■ PASSAGE CITÉ ■
┌────────
20 octobre 2021 Pierre Perrin-Monlouis
La Commission européenne a adopté aujourd’hui une communication invitant les États membres à effectuer une révision générale de leurs règles anti-abus dans le domaine de la fiscalité directe, en tenant compte des principes qui se dégagent de la jurisprudence de la Cour de justice européenne et à envisager les possibilités de solutions coordonnées dans ce domaine. Pour éviter la fraude fiscale, les États membres ont mis en place des règles anti-abus visant à empêcher les agents économiques d’éroder la base d’imposition sur leur territoire en détournant leur revenu vers d’autres pays. Les règles anti-abus existant dans les États membres ne prennent souvent pas correctement en compte les libertés garanties par le traité et sont donc de plus en plus contestées. Dans le cadre d’une approche communautaire coordonnée de la fiscalité directe (IP/06/1827), la Commission souhaite aider les États membres à aligner leurs règles anti-abus sur les exigences du droit communautaire et à examiner les solutions constructives et coordonnées qu’il est possible d’apporter aux défis qui se posent aux États membres.
László Kovács, commissaire chargé de la fiscalité et de l’union douanière a déclaré: «Les récents arrêts de la Cour de justice des Communautés européennes dans ce domaine indiquent clairement que les États membres doivent effectuer rapidement une révision critique de leurs règles anti-abus. Je comprends que les États membres aient besoin de protéger leur base d’imposition contre l’érosion indue résultant de stratégies fiscales abusives et ouvertement agressives mais nous ne pouvons tolérer la présence d’entraves disproportionnées aux activités transfrontalières au sein de l’UE. J’invite les États membres, afin de trouver le juste équilibre, à examiner ensemble toutes les solutions coordonnées possibles».
La mise en place d’un droit fiscal européen incite l’UE à aborder les problèmes liés à l’application des règles anti-abus. Au cours des dernières années, la Cour de justice des Communautés européennes a rendu de nombreux arrêts dans ce domaine (par exemple Eurowings, Lankhorst-Hohorst, Cadbury-Schweppes, Thin Capitalisation GLO)[1] dans lesquels elle a précisé les limites de l’utilisation licite des règles en matière de lutte contre l’évasion fiscale. Celles-ci ne doivent pas être trop générales, mais viser les montages purement artificiels, c’est-à-dire les situations caractérisées par l’absence d’implantation véritable ou, plus généralement, de justification commerciale.
Ces décisions ont un impact important sur les règles existantes qui n’ont pas été formulées en tenant compte des contraintes communautaires.
Il est certes important de veiller à ce qu’aucun obstacle ne vienne indûment restreindre l’exercice des droits dont bénéficient les particuliers et les opérateurs économiques en vertu de la législation communautaire, mais les États membres doivent également être en mesure de gérer des systèmes fiscaux efficaces et d’éviter toute érosion indue de leur assiette fiscale imputable à des abus ou à la non-imposition involontaire. La Commission considère par conséquent qu’il est urgent:
de trouver un juste équilibre entre l’intérêt public consistant à combattre les abus et la nécessité d’éviter les restrictions disproportionnées des activités transfrontalières au sein de l’UE; et
de mieux coordonner l’application des mesures anti-abus en ce qui concerne les pays tiers, afin de protéger les assiettes fiscales des États membres.
└────────
■ DONNÉES AFFICHÉES ■
┌────────
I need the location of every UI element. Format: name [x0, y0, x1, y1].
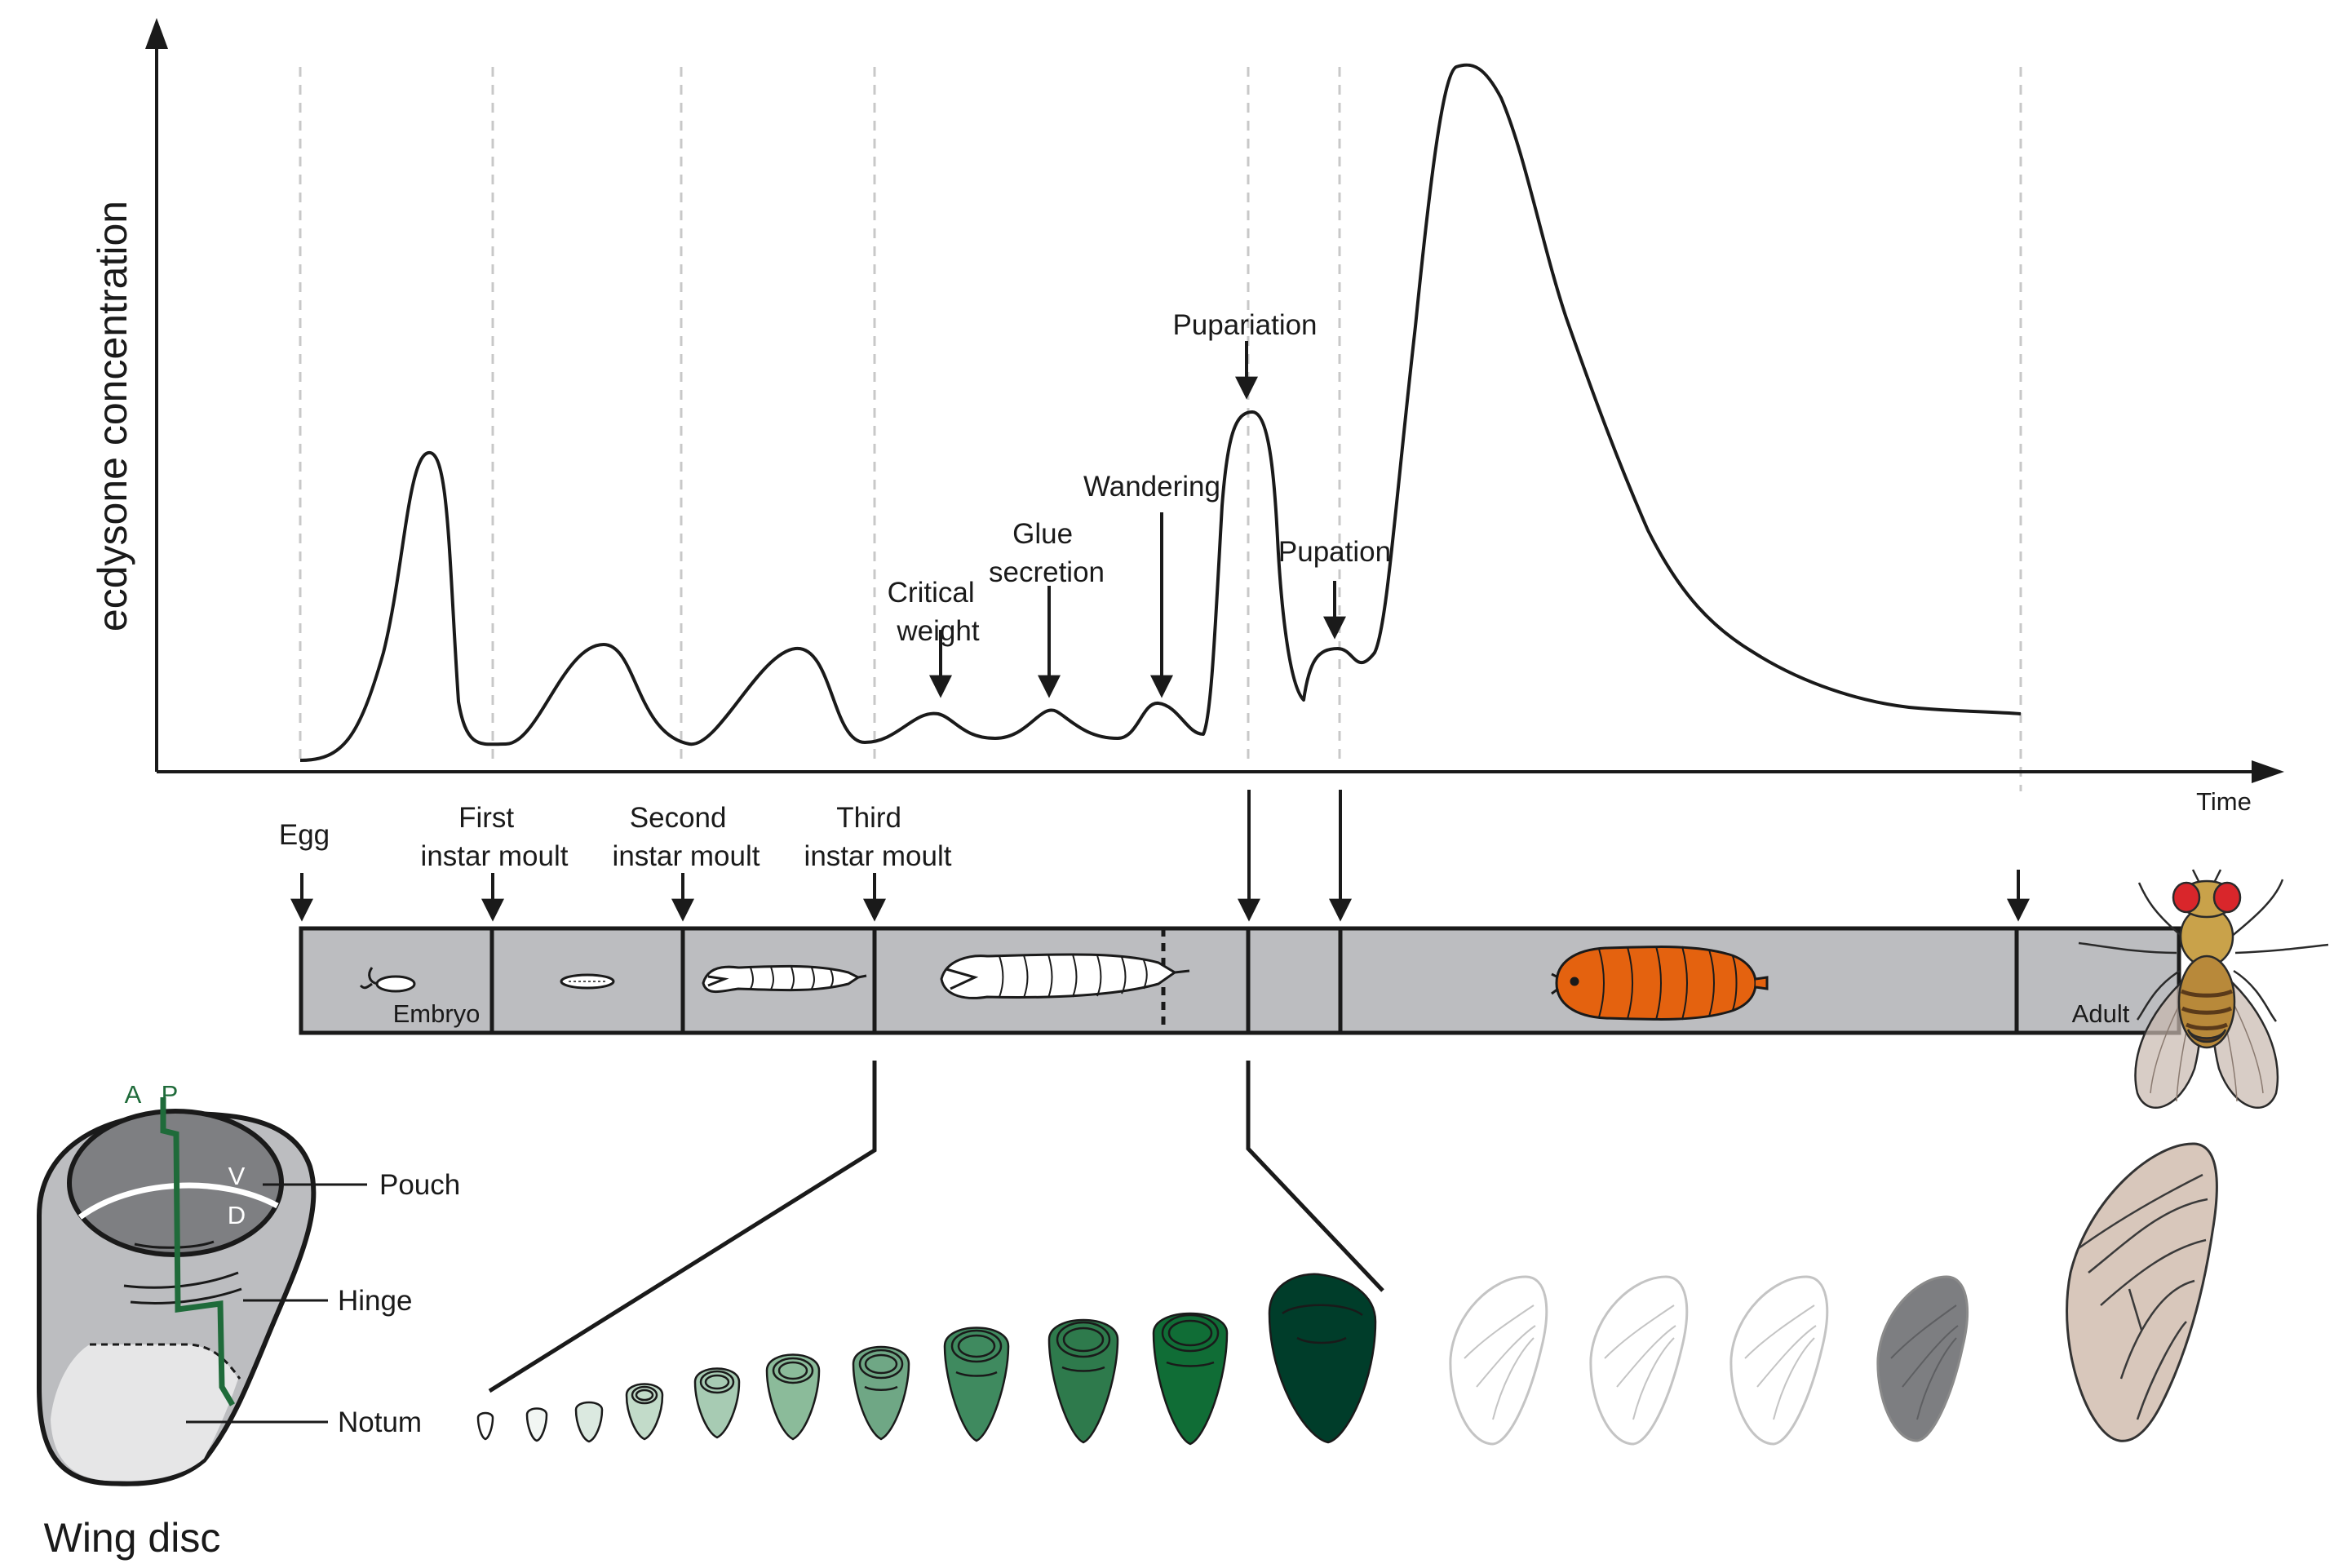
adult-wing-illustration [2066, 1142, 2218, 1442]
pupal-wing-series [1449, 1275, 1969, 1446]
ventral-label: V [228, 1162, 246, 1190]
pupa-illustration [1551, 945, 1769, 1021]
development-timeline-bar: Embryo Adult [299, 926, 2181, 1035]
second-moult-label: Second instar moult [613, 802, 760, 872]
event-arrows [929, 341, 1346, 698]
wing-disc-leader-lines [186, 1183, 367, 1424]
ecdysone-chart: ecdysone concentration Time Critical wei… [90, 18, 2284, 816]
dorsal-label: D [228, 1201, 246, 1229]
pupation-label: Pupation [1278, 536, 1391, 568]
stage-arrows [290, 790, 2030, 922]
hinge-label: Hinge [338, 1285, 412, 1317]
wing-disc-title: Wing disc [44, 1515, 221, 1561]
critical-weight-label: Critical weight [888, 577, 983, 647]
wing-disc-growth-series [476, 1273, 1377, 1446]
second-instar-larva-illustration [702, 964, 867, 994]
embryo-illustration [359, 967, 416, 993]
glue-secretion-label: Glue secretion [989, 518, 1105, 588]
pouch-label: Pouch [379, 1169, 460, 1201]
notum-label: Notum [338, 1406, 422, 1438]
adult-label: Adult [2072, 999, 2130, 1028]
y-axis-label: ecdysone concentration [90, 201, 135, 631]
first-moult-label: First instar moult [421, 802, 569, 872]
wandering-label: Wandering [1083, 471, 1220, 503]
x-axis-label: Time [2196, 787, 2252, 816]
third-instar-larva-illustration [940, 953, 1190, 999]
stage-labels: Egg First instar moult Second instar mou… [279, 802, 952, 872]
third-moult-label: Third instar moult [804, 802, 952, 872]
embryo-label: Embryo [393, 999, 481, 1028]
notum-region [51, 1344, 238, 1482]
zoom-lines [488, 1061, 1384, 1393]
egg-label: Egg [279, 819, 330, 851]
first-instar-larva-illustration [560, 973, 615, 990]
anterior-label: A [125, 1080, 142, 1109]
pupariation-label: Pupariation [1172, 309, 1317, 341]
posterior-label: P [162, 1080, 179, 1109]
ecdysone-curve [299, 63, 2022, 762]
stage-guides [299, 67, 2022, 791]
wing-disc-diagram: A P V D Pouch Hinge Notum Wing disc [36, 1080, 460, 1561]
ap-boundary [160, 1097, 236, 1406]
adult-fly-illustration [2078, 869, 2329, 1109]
└────────
┌────────
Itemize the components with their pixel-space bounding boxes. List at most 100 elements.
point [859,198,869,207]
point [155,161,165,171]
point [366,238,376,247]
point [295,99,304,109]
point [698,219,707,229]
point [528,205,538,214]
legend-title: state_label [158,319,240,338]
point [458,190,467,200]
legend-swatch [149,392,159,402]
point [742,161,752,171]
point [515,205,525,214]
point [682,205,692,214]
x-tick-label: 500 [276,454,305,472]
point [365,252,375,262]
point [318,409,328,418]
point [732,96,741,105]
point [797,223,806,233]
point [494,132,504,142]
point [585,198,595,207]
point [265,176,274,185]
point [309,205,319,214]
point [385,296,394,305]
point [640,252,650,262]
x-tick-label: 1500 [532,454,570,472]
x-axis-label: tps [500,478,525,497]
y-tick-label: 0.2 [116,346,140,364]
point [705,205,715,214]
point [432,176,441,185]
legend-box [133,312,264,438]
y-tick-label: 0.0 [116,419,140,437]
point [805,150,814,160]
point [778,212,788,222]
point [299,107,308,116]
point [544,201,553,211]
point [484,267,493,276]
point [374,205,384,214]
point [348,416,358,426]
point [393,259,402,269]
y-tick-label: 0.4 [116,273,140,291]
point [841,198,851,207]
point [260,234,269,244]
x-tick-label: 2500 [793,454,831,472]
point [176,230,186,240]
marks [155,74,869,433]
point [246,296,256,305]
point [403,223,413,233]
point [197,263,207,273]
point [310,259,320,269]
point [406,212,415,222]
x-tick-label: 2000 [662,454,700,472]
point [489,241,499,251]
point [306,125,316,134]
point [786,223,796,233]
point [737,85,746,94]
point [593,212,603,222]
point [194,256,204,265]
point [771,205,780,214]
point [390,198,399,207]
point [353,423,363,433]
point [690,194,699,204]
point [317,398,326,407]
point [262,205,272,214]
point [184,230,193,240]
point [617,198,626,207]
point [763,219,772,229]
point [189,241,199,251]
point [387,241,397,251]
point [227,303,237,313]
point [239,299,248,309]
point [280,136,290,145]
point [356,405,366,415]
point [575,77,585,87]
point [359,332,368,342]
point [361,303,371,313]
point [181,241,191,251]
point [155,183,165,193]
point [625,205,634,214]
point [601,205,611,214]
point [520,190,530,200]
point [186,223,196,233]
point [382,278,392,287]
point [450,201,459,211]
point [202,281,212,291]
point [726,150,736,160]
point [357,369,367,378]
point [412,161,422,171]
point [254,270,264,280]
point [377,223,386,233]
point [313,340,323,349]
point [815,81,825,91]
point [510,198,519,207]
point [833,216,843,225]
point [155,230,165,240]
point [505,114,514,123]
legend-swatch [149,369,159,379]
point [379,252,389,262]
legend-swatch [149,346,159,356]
└────────
Pour chacune des affirmations suivantes, répondez par oui ou non selon le passage cité, et citez mot pour mot les termes qui tranchent.
(a) László Kovács est commissaire chargé de la fiscalité et de l’union douanière.
(b) Selon la Cour de justice, les règles de lutte contre l’évasion fiscale doivent rester générales.
(c) La Commission juge urgent de mieux coordonner les mesures anti-abus à l’égard des pays tiers.

■ RÉPONSE ATTENDUE ■
(a) Oui : « László Kovács, commissaire chargé de la fiscalité et de l’union douanière ».
(b) Non : « Celles-ci ne doivent pas être trop générales, mais viser les montages purement artificiels ».
(c) Oui : « de mieux coordonner l’application des mesures anti-abus en ce qui concerne les pays tiers ».